Show every line that has the string "mexico" in it.

--- Records to process ---

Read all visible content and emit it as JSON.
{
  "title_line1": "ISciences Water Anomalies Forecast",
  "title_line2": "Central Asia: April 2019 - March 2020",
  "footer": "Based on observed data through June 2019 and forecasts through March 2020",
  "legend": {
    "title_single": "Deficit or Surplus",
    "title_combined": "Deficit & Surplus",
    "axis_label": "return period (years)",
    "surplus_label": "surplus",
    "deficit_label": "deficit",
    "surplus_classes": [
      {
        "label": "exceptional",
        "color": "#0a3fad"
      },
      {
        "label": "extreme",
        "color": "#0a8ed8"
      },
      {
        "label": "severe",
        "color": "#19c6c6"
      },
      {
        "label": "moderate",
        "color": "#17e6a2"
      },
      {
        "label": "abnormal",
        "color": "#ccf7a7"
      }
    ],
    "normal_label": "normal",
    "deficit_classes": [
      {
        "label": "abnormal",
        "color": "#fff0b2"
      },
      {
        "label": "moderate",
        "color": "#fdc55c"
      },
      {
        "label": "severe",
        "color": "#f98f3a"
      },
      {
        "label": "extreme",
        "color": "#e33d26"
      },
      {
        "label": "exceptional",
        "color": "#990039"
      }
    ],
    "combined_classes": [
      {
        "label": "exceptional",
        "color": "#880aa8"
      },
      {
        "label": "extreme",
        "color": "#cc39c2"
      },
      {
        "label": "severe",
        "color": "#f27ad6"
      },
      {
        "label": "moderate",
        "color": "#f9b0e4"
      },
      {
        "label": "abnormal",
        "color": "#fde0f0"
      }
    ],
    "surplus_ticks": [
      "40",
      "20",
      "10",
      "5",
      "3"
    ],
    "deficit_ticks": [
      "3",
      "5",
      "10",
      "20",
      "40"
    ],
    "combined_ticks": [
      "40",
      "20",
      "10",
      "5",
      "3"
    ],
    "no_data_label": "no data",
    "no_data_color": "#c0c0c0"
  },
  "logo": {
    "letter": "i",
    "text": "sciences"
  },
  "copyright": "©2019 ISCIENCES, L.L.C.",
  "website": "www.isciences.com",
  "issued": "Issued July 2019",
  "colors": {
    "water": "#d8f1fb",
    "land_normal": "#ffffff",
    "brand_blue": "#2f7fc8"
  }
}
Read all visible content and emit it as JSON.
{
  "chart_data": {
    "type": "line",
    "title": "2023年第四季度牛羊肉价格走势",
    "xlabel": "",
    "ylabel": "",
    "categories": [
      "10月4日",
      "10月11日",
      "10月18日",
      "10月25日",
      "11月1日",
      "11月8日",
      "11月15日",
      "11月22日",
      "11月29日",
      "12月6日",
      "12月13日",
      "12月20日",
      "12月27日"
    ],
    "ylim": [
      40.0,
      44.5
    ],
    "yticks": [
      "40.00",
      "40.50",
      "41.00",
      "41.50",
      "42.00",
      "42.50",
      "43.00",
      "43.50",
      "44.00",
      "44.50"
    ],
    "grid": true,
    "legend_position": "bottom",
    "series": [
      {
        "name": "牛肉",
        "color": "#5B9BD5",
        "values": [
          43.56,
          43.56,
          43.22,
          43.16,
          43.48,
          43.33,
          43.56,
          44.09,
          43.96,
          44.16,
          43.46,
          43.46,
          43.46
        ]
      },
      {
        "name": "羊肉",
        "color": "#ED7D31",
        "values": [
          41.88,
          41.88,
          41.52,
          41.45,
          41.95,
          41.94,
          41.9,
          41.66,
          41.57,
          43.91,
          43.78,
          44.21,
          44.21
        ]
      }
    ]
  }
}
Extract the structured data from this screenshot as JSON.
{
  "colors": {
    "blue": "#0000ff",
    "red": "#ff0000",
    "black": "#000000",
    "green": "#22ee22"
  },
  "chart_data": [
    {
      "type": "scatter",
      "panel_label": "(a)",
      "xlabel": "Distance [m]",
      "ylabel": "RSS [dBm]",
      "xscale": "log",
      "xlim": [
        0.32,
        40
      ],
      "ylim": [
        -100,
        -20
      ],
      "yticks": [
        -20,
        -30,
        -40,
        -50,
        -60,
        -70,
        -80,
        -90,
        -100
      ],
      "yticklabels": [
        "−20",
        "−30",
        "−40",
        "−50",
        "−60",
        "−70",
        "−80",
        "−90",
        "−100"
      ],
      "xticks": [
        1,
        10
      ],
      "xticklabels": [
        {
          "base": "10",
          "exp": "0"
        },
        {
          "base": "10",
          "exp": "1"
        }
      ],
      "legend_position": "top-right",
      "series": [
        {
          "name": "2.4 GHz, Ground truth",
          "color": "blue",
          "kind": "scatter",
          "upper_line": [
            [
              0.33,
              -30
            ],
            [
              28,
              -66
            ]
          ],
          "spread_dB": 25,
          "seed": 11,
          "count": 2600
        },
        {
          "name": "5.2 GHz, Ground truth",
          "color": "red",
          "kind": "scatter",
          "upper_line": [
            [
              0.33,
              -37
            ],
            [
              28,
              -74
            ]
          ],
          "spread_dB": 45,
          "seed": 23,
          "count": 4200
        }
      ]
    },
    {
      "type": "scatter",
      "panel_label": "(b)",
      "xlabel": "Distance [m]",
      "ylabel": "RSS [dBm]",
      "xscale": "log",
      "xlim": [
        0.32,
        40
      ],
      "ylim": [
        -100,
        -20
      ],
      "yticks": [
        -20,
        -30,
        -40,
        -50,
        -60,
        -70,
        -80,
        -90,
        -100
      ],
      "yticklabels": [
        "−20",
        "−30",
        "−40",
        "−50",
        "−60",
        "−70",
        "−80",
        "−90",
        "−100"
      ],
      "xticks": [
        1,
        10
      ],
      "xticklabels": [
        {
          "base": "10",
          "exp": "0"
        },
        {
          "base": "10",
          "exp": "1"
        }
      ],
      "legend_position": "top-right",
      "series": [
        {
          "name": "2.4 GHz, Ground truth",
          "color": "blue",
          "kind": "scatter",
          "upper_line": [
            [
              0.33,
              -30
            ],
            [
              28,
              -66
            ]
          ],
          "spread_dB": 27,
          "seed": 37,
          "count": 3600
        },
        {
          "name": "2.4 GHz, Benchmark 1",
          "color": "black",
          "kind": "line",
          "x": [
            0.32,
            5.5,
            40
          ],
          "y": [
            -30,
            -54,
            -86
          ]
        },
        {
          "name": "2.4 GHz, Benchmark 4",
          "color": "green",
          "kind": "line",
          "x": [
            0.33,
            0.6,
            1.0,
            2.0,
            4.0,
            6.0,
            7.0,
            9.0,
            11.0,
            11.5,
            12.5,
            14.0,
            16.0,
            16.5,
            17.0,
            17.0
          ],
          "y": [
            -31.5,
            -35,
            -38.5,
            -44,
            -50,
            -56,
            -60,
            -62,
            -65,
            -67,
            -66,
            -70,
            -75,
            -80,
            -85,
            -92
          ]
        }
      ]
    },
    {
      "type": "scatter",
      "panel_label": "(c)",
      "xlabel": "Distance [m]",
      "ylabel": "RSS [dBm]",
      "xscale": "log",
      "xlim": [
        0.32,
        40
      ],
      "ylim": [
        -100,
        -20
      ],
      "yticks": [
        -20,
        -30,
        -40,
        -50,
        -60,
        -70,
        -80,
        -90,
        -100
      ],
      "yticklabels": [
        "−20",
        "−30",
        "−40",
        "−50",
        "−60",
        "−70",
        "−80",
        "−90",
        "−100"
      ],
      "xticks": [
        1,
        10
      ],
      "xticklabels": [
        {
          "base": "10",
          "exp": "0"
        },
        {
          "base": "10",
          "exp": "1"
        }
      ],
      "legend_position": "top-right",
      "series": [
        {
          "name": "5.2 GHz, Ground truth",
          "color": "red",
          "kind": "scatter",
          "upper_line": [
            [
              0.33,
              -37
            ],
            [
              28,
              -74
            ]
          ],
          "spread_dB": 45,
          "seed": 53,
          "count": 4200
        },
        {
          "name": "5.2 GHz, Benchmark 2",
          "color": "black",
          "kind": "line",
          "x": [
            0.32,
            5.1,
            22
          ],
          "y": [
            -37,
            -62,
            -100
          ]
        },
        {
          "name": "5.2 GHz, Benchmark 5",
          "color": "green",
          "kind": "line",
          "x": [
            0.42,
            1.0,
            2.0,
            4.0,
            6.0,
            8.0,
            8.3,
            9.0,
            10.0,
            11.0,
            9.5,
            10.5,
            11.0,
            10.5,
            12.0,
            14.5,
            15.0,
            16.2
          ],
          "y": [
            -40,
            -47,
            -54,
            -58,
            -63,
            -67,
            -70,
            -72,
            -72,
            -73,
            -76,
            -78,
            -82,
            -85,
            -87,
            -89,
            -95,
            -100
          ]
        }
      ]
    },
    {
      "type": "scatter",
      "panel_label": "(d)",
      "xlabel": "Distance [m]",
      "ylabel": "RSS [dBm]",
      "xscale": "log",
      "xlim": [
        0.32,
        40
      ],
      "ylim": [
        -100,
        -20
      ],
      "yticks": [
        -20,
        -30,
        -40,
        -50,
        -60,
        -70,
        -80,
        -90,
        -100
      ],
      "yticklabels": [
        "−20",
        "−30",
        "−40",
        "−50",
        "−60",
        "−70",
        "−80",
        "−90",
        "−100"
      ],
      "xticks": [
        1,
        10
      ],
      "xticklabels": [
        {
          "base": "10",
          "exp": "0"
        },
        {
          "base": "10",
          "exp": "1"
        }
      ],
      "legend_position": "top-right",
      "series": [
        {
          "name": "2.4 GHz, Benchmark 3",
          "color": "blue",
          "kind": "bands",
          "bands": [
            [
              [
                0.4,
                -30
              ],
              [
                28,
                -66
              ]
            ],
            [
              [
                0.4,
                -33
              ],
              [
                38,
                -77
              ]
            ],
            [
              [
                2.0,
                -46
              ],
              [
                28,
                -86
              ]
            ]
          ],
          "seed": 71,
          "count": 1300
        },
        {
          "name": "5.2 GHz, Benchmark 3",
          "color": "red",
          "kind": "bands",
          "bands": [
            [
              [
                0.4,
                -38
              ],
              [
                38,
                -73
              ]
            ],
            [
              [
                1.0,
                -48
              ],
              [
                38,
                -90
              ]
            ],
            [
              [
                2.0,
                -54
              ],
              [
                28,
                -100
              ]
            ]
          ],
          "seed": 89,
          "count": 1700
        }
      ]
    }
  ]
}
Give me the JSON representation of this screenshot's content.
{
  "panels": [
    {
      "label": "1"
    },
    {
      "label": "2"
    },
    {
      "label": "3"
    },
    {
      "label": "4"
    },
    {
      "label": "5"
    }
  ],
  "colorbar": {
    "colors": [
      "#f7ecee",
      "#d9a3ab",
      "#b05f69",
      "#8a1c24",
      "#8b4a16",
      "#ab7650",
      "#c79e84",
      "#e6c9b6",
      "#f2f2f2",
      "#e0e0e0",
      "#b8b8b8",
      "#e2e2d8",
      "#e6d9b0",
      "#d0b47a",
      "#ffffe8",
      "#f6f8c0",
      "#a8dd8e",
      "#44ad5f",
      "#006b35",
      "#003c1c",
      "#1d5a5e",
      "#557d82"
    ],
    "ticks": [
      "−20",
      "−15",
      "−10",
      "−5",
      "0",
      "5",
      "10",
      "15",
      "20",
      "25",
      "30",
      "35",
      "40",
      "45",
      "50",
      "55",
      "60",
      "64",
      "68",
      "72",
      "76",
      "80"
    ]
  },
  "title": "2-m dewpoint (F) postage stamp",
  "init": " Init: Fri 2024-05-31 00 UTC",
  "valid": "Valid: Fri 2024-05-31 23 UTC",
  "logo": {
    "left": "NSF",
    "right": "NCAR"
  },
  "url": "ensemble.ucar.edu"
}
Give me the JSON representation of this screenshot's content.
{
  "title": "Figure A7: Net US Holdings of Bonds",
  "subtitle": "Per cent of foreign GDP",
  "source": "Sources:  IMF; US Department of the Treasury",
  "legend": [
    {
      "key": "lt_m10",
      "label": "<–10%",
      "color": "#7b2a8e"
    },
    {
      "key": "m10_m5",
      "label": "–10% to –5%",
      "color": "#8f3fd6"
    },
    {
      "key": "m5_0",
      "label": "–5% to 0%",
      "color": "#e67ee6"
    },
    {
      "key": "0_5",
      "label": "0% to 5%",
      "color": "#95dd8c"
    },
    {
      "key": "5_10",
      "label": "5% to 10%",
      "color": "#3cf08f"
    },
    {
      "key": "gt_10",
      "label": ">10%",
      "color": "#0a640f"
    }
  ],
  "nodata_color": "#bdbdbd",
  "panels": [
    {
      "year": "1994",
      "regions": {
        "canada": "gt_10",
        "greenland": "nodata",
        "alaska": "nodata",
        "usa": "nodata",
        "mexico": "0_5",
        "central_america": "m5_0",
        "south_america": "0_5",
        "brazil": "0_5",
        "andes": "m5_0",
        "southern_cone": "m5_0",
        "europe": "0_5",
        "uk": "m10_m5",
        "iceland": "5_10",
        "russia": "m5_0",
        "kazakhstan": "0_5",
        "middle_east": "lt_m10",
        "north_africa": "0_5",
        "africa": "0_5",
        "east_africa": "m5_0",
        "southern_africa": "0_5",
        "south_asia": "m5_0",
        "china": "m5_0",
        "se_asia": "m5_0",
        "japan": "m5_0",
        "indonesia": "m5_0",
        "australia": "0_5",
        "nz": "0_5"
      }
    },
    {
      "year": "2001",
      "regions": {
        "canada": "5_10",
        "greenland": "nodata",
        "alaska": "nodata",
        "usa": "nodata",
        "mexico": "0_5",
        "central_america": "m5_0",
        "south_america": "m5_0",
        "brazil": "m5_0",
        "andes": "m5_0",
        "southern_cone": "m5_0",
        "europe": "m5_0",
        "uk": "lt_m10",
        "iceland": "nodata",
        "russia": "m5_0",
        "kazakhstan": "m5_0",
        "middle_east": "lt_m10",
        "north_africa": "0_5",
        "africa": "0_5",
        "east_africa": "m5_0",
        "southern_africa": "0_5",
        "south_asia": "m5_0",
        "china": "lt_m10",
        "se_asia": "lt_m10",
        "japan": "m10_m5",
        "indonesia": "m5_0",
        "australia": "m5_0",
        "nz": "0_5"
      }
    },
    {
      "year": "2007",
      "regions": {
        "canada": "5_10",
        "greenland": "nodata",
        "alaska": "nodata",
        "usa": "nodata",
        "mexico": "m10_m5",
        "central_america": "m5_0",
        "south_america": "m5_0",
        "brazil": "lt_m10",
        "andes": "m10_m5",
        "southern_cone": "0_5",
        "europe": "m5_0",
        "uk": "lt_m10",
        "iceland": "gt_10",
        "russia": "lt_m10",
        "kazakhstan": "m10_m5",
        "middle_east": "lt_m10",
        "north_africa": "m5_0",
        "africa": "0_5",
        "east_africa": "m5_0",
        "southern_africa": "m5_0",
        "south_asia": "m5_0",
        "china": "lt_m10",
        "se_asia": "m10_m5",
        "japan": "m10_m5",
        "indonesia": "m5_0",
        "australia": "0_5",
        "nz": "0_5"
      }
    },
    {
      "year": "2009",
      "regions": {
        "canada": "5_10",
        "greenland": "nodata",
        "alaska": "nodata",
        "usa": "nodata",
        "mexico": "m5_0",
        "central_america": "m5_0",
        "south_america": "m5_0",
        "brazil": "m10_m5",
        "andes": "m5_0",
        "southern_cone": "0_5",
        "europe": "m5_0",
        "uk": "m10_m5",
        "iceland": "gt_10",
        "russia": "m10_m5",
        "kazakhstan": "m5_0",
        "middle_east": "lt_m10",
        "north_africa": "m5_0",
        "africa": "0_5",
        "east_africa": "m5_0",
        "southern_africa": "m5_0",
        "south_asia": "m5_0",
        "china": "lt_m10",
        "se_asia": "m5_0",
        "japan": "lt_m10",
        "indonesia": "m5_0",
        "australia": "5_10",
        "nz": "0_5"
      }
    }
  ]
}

---

• **Written reply**
        "mexico": "0_5",
        "mexico": "0_5",
        "mexico": "m10_m5",
        "mexico": "m5_0",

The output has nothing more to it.